## INSTRUCTION
Isolate every line in the records below with "Industrieabfälle" in it.

## ENTRIES PROVIDED
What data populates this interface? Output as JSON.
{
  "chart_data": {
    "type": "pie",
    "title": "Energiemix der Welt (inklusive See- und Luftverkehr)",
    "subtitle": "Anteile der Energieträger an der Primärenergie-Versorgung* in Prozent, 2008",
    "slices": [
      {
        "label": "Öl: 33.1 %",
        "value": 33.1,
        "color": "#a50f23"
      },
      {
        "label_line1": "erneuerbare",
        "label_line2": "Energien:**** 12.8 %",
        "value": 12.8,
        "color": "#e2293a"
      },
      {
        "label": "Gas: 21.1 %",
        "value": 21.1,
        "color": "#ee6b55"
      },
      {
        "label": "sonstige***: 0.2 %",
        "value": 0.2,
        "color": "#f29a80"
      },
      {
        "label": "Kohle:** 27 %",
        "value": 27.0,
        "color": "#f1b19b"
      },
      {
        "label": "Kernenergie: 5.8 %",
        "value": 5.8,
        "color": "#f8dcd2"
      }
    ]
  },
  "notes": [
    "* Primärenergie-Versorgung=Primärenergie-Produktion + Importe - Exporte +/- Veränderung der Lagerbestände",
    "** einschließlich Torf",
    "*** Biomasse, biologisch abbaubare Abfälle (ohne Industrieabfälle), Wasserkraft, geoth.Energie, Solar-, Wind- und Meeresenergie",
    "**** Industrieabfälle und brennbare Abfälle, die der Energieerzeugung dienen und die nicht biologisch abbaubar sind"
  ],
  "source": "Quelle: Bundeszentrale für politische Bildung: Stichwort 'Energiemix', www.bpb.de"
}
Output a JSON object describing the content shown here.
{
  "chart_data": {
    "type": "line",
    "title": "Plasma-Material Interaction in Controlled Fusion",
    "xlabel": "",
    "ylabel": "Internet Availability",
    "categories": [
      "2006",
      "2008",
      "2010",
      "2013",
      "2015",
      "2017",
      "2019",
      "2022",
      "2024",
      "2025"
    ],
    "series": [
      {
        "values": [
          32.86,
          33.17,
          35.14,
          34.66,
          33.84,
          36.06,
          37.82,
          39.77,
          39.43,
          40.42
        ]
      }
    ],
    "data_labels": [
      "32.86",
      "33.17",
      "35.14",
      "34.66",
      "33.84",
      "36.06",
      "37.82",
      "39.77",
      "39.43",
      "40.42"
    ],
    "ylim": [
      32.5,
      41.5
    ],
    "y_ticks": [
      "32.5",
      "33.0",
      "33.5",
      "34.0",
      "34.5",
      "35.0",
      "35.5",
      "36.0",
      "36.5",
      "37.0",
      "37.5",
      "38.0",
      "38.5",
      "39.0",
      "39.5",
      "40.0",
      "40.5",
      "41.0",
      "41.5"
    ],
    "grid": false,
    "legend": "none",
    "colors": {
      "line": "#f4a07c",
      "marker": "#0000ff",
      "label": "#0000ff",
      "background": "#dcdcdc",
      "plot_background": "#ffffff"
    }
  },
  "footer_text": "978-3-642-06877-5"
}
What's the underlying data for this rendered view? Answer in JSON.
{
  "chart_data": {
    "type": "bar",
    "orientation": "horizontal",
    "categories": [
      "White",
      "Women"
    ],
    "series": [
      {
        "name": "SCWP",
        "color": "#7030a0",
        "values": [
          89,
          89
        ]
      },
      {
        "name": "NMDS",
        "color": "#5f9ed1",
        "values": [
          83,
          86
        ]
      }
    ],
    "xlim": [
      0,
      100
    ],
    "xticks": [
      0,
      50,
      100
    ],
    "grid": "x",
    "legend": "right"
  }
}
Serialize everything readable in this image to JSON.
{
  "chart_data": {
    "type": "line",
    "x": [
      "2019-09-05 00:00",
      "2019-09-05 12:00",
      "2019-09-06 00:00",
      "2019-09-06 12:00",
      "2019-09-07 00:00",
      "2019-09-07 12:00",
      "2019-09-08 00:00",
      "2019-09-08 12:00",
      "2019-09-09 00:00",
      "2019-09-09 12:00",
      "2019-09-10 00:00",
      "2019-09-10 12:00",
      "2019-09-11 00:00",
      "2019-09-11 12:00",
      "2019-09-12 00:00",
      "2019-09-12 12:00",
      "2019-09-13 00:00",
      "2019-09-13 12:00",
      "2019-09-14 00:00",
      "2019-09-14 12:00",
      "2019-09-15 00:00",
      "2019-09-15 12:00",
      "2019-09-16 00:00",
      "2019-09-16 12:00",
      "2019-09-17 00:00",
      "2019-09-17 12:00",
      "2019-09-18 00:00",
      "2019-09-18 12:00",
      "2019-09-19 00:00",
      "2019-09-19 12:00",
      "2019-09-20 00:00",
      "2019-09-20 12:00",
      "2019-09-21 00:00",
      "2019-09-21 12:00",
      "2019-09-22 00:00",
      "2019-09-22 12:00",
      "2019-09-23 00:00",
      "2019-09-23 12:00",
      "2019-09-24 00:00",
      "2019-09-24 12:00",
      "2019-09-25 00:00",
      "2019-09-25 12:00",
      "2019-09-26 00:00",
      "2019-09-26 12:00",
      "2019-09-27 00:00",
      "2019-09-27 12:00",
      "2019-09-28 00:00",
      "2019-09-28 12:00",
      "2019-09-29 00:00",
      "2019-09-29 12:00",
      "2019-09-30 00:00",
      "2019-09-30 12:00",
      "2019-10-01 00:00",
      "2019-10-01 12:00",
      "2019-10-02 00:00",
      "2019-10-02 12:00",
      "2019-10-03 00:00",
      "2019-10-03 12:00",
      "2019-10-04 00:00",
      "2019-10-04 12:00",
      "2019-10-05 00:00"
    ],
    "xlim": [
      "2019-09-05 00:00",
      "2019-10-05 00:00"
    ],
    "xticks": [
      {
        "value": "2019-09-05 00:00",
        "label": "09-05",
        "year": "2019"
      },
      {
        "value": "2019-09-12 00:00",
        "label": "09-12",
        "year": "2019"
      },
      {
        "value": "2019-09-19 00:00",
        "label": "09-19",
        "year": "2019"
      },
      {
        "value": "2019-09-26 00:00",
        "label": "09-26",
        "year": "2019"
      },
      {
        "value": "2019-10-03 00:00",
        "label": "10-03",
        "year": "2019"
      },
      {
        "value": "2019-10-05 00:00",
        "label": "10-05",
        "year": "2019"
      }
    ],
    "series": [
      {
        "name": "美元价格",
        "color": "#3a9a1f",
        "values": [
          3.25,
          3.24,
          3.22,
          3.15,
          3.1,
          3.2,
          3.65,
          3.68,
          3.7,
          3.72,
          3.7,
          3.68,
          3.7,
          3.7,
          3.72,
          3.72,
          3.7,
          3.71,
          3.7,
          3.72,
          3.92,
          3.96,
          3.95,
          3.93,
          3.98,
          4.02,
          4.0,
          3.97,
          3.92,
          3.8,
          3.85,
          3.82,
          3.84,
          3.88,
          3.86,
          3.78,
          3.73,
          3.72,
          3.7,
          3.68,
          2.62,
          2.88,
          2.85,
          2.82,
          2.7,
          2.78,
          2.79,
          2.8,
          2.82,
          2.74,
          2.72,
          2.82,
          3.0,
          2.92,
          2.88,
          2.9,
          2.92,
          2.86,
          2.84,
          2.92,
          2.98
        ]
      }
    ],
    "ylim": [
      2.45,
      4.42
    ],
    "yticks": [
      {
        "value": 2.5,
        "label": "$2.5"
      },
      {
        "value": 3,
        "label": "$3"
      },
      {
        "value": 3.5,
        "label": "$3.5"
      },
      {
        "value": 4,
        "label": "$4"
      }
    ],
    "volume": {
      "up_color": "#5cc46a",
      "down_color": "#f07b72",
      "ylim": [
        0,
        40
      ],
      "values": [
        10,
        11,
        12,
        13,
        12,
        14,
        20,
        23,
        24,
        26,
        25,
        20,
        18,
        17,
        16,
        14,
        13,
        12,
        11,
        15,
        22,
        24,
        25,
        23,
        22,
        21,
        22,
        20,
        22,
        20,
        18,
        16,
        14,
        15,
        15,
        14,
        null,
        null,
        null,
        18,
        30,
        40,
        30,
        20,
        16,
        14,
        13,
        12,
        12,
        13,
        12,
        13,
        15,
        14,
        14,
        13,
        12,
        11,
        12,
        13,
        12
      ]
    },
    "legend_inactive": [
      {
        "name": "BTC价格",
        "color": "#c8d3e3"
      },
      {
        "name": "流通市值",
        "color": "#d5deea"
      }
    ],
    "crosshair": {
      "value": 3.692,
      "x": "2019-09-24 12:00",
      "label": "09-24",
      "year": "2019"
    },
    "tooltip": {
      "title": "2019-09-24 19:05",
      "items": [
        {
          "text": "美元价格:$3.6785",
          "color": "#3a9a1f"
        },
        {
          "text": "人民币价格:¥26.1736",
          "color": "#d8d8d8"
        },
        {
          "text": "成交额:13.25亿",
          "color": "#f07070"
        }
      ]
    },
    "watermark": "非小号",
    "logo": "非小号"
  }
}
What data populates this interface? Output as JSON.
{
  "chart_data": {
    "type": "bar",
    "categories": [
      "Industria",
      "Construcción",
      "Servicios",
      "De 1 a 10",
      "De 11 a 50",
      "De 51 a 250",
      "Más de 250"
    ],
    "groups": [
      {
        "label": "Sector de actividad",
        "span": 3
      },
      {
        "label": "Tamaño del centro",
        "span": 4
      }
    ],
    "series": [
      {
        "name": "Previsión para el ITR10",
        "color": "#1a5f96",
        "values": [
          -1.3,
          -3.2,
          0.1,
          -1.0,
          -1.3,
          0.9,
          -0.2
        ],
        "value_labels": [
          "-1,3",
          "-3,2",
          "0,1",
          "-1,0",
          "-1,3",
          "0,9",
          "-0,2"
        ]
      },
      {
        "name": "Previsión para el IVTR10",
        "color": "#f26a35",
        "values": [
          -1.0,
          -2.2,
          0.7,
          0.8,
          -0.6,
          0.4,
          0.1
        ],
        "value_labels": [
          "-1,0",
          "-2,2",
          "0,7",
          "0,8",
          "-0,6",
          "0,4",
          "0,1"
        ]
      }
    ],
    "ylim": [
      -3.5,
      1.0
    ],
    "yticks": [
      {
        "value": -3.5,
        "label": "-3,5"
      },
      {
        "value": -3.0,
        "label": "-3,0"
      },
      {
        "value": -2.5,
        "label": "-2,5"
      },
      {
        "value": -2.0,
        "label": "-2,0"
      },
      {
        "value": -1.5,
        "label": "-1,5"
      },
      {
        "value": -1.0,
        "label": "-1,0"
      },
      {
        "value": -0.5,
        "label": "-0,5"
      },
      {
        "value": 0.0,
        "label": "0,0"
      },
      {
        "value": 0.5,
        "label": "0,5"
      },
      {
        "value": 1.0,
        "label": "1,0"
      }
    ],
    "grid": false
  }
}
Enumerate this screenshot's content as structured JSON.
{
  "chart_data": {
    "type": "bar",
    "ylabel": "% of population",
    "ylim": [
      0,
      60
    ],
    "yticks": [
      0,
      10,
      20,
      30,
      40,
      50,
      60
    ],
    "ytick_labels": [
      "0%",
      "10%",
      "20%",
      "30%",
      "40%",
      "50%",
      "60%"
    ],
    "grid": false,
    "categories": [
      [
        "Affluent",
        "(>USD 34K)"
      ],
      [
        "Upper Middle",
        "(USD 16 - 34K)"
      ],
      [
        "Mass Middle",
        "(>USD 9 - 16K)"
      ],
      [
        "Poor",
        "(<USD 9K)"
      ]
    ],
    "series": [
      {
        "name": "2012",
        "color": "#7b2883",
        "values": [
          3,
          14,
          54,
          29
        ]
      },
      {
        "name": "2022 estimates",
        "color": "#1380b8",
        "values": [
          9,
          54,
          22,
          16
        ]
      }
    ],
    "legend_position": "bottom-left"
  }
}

## SOLUTION
    "*** Biomasse, biologisch abbaubare Abfälle (ohne Industrieabfälle), Wasserkraft, geoth.Energie, Solar-, Wind- und Meeresenergie",
    "**** Industrieabfälle und brennbare Abfälle, die der Energieerzeugung dienen und die nicht biologisch abbaubar sind"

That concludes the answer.